**Goal of the exercise**
Restate the records below word for word.

**Data lines**
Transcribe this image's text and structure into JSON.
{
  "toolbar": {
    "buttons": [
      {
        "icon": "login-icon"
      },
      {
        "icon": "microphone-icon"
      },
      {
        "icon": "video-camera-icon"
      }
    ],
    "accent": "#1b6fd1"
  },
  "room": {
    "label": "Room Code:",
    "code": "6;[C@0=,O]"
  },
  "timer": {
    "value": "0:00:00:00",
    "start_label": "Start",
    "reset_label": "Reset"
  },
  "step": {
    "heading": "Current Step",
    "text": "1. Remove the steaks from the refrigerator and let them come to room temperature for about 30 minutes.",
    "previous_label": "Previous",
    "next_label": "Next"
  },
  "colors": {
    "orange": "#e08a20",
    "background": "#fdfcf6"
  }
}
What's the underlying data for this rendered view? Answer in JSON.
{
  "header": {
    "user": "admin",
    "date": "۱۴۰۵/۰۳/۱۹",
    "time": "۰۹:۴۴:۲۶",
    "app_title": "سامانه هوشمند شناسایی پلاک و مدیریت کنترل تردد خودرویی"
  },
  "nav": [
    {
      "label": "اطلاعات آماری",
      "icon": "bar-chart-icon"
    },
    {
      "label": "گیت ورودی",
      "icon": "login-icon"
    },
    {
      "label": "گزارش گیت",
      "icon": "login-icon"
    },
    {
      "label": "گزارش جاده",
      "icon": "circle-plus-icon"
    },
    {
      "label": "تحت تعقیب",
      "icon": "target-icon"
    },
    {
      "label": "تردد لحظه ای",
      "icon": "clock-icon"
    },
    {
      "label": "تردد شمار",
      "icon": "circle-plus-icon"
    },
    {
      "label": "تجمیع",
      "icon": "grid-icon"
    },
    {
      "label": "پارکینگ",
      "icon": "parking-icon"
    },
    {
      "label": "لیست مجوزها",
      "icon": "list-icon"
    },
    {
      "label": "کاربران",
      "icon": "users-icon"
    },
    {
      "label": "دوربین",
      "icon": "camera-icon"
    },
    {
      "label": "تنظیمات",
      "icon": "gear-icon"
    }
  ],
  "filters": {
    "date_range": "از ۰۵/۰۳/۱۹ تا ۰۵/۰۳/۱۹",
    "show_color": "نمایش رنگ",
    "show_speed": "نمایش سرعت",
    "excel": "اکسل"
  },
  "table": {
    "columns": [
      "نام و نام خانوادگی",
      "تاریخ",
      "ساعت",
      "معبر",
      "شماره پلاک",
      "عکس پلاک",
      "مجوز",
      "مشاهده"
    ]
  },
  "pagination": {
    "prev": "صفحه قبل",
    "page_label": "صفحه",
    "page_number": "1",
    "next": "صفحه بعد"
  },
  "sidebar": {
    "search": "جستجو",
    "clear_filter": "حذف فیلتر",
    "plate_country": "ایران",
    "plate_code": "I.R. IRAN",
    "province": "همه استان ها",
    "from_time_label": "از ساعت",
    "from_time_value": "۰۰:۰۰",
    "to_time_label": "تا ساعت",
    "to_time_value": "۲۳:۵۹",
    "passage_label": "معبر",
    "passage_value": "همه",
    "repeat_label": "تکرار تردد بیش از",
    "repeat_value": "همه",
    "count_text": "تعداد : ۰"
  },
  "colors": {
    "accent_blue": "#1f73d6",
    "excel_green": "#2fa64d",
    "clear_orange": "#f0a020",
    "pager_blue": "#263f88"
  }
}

**Problem solution**
Transcribe this image's text and structure into JSON.
{
  "toolbar": {
    "buttons": [
      {
        "icon": "login-icon"
      },
      {
        "icon": "microphone-icon"
      },
      {
        "icon": "video-camera-icon"
      }
    ],
    "accent": "#1b6fd1"
  },
  "room": {
    "label": "Room Code:",
    "code": "6;[C@0=,O]"
  },
  "timer": {
    "value": "0:00:00:00",
    "start_label": "Start",
    "reset_label": "Reset"
  },
  "step": {
    "heading": "Current Step",
    "text": "1. Remove the steaks from the refrigerator and let them come to room temperature for about 30 minutes.",
    "previous_label": "Previous",
    "next_label": "Next"
  },
  "colors": {
    "orange": "#e08a20",
    "background": "#fdfcf6"
  }
}
What's the underlying data for this rendered view? Answer in JSON.
{
  "header": {
    "user": "admin",
    "date": "۱۴۰۵/۰۳/۱۹",
    "time": "۰۹:۴۴:۲۶",
    "app_title": "سامانه هوشمند شناسایی پلاک و مدیریت کنترل تردد خودرویی"
  },
  "nav": [
    {
      "label": "اطلاعات آماری",
      "icon": "bar-chart-icon"
    },
    {
      "label": "گیت ورودی",
      "icon": "login-icon"
    },
    {
      "label": "گزارش گیت",
      "icon": "login-icon"
    },
    {
      "label": "گزارش جاده",
      "icon": "circle-plus-icon"
    },
    {
      "label": "تحت تعقیب",
      "icon": "target-icon"
    },
    {
      "label": "تردد لحظه ای",
      "icon": "clock-icon"
    },
    {
      "label": "تردد شمار",
      "icon": "circle-plus-icon"
    },
    {
      "label": "تجمیع",
      "icon": "grid-icon"
    },
    {
      "label": "پارکینگ",
      "icon": "parking-icon"
    },
    {
      "label": "لیست مجوزها",
      "icon": "list-icon"
    },
    {
      "label": "کاربران",
      "icon": "users-icon"
    },
    {
      "label": "دوربین",
      "icon": "camera-icon"
    },
    {
      "label": "تنظیمات",
      "icon": "gear-icon"
    }
  ],
  "filters": {
    "date_range": "از ۰۵/۰۳/۱۹ تا ۰۵/۰۳/۱۹",
    "show_color": "نمایش رنگ",
    "show_speed": "نمایش سرعت",
    "excel": "اکسل"
  },
  "table": {
    "columns": [
      "نام و نام خانوادگی",
      "تاریخ",
      "ساعت",
      "معبر",
      "شماره پلاک",
      "عکس پلاک",
      "مجوز",
      "مشاهده"
    ]
  },
  "pagination": {
    "prev": "صفحه قبل",
    "page_label": "صفحه",
    "page_number": "1",
    "next": "صفحه بعد"
  },
  "sidebar": {
    "search": "جستجو",
    "clear_filter": "حذف فیلتر",
    "plate_country": "ایران",
    "plate_code": "I.R. IRAN",
    "province": "همه استان ها",
    "from_time_label": "از ساعت",
    "from_time_value": "۰۰:۰۰",
    "to_time_label": "تا ساعت",
    "to_time_value": "۲۳:۵۹",
    "passage_label": "معبر",
    "passage_value": "همه",
    "repeat_label": "تکرار تردد بیش از",
    "repeat_value": "همه",
    "count_text": "تعداد : ۰"
  },
  "colors": {
    "accent_blue": "#1f73d6",
    "excel_green": "#2fa64d",
    "clear_orange": "#f0a020",
    "pager_blue": "#263f88"
  }
}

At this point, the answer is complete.